## [TASK PROMPT]
Substitute "column" for every "bar" in the lines starting with the line containing "Where is each" and going on through the line containing "- x-tick-label: 0: [143, 725, 152, 744]", and reproduce those lines with nothing else altered.

— start WORKING DATA —

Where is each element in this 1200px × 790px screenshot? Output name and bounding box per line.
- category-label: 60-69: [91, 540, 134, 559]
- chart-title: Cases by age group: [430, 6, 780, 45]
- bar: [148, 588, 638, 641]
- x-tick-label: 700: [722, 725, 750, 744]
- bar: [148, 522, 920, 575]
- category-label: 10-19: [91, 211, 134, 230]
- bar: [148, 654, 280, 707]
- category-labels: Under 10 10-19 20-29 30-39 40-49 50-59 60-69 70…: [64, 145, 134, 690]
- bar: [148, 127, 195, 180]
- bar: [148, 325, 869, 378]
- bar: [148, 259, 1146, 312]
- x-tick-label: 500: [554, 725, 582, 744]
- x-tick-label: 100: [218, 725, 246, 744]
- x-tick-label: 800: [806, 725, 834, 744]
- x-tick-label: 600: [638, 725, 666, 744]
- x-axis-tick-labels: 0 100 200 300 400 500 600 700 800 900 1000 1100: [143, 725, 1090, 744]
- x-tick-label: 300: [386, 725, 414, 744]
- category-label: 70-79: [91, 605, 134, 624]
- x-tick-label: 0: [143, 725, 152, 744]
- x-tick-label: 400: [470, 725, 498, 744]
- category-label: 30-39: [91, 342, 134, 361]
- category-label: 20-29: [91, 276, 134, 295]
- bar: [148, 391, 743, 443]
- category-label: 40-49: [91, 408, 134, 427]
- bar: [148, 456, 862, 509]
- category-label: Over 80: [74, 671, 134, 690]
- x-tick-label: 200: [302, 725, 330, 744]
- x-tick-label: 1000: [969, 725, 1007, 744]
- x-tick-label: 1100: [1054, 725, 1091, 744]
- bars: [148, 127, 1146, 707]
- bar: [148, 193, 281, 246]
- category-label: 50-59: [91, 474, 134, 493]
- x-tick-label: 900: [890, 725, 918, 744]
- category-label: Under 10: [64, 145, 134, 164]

— end WORKING DATA —
— start WORKING DATA —

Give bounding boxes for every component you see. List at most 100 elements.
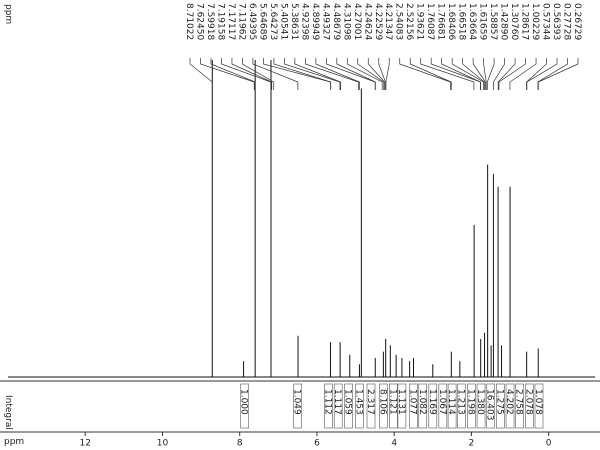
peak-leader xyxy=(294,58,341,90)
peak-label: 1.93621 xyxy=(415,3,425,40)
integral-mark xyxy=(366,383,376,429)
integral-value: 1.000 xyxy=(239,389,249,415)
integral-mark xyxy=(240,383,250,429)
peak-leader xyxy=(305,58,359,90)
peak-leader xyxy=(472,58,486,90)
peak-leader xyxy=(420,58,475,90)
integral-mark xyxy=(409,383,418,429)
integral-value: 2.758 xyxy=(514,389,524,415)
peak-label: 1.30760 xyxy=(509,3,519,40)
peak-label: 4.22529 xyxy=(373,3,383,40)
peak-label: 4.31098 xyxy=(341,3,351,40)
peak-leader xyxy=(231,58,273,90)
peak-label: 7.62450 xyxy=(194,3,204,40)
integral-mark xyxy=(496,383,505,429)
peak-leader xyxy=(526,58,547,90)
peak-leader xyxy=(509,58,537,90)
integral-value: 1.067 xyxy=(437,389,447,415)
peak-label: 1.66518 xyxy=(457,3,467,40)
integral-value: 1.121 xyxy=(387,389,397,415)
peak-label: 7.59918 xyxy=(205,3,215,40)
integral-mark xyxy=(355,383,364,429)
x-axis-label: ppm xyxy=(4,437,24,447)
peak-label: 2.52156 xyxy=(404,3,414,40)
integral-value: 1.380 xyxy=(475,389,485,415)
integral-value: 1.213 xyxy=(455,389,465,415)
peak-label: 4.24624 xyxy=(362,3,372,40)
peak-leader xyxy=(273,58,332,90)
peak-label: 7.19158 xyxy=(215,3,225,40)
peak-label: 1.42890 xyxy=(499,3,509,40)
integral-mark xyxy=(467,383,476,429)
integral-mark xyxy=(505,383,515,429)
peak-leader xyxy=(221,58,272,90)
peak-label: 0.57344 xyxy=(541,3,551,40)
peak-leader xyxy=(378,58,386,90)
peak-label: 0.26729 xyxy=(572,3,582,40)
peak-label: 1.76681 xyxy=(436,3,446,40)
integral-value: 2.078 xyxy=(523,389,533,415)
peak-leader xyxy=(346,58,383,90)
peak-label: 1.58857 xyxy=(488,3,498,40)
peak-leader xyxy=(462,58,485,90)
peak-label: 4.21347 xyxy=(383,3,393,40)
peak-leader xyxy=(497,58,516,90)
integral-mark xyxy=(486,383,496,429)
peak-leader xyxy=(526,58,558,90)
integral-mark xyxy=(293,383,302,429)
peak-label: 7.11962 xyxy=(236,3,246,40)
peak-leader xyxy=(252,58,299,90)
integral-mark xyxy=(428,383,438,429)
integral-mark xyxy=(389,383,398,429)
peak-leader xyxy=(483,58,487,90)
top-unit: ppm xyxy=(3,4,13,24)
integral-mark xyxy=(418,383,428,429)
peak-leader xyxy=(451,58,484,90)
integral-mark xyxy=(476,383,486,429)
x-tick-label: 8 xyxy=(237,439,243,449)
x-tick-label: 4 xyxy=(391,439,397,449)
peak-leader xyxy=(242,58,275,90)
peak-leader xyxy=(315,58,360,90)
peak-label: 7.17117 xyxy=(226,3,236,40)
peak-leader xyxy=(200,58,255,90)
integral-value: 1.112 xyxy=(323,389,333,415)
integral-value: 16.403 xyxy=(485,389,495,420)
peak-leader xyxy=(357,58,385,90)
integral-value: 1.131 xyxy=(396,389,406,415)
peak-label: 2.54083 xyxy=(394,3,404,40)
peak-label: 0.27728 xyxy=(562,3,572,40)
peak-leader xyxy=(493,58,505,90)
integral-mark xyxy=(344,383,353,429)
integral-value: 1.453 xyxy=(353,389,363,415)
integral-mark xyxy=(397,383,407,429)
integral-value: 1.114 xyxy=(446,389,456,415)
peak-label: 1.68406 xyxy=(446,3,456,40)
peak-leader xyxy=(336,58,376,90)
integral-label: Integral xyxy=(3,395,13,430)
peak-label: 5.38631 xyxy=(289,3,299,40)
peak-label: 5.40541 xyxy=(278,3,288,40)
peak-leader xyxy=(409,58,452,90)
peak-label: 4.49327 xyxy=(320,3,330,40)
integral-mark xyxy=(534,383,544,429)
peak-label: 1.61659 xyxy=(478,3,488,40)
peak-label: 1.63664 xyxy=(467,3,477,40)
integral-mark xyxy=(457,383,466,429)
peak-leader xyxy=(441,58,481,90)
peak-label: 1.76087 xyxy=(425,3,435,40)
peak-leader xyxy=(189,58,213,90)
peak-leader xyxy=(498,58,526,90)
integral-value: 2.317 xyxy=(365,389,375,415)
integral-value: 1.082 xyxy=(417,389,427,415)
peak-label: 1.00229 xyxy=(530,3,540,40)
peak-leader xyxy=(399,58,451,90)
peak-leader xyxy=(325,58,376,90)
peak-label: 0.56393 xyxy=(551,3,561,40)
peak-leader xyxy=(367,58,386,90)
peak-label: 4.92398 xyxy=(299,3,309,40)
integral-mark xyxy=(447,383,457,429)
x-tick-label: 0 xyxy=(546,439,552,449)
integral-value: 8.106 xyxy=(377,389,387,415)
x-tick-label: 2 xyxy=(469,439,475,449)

— end WORKING DATA —

## [ANSWER TO THE EXERCISE]
Where is each element in this 1200px × 790px screenshot? Output name and bounding box per line.
- category-label: 60-69: [91, 540, 134, 559]
- chart-title: Cases by age group: [430, 6, 780, 45]
- column: [148, 588, 638, 641]
- x-tick-label: 700: [722, 725, 750, 744]
- column: [148, 522, 920, 575]
- category-label: 10-19: [91, 211, 134, 230]
- column: [148, 654, 280, 707]
- category-labels: Under 10 10-19 20-29 30-39 40-49 50-59 60-69 70…: [64, 145, 134, 690]
- column: [148, 127, 195, 180]
- column: [148, 325, 869, 378]
- column: [148, 259, 1146, 312]
- x-tick-label: 500: [554, 725, 582, 744]
- x-tick-label: 100: [218, 725, 246, 744]
- x-tick-label: 800: [806, 725, 834, 744]
- x-tick-label: 600: [638, 725, 666, 744]
- x-axis-tick-labels: 0 100 200 300 400 500 600 700 800 900 1000 1100: [143, 725, 1090, 744]
- x-tick-label: 300: [386, 725, 414, 744]
- category-label: 70-79: [91, 605, 134, 624]
- x-tick-label: 0: [143, 725, 152, 744]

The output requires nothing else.